** start Information supplied **

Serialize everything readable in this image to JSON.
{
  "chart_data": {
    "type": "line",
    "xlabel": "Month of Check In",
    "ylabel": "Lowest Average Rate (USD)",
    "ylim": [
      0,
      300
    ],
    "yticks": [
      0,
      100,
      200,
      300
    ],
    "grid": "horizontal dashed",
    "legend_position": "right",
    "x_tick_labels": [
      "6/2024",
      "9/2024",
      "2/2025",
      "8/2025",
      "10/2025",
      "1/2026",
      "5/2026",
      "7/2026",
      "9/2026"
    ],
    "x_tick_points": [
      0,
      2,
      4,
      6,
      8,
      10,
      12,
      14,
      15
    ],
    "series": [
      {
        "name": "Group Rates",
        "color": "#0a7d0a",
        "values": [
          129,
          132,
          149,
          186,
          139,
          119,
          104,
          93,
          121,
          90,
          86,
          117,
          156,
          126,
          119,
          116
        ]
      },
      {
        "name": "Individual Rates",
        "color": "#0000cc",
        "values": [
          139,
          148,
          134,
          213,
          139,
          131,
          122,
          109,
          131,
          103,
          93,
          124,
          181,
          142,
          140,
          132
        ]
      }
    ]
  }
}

** end Information supplied **

§ Set exercise
Write the listing out again, exactly as it reads.

§ Result of the task
Serialize everything readable in this image to JSON.
{
  "chart_data": {
    "type": "line",
    "xlabel": "Month of Check In",
    "ylabel": "Lowest Average Rate (USD)",
    "ylim": [
      0,
      300
    ],
    "yticks": [
      0,
      100,
      200,
      300
    ],
    "grid": "horizontal dashed",
    "legend_position": "right",
    "x_tick_labels": [
      "6/2024",
      "9/2024",
      "2/2025",
      "8/2025",
      "10/2025",
      "1/2026",
      "5/2026",
      "7/2026",
      "9/2026"
    ],
    "x_tick_points": [
      0,
      2,
      4,
      6,
      8,
      10,
      12,
      14,
      15
    ],
    "series": [
      {
        "name": "Group Rates",
        "color": "#0a7d0a",
        "values": [
          129,
          132,
          149,
          186,
          139,
          119,
          104,
          93,
          121,
          90,
          86,
          117,
          156,
          126,
          119,
          116
        ]
      },
      {
        "name": "Individual Rates",
        "color": "#0000cc",
        "values": [
          139,
          148,
          134,
          213,
          139,
          131,
          122,
          109,
          131,
          103,
          93,
          124,
          181,
          142,
          140,
          132
        ]
      }
    ]
  }
}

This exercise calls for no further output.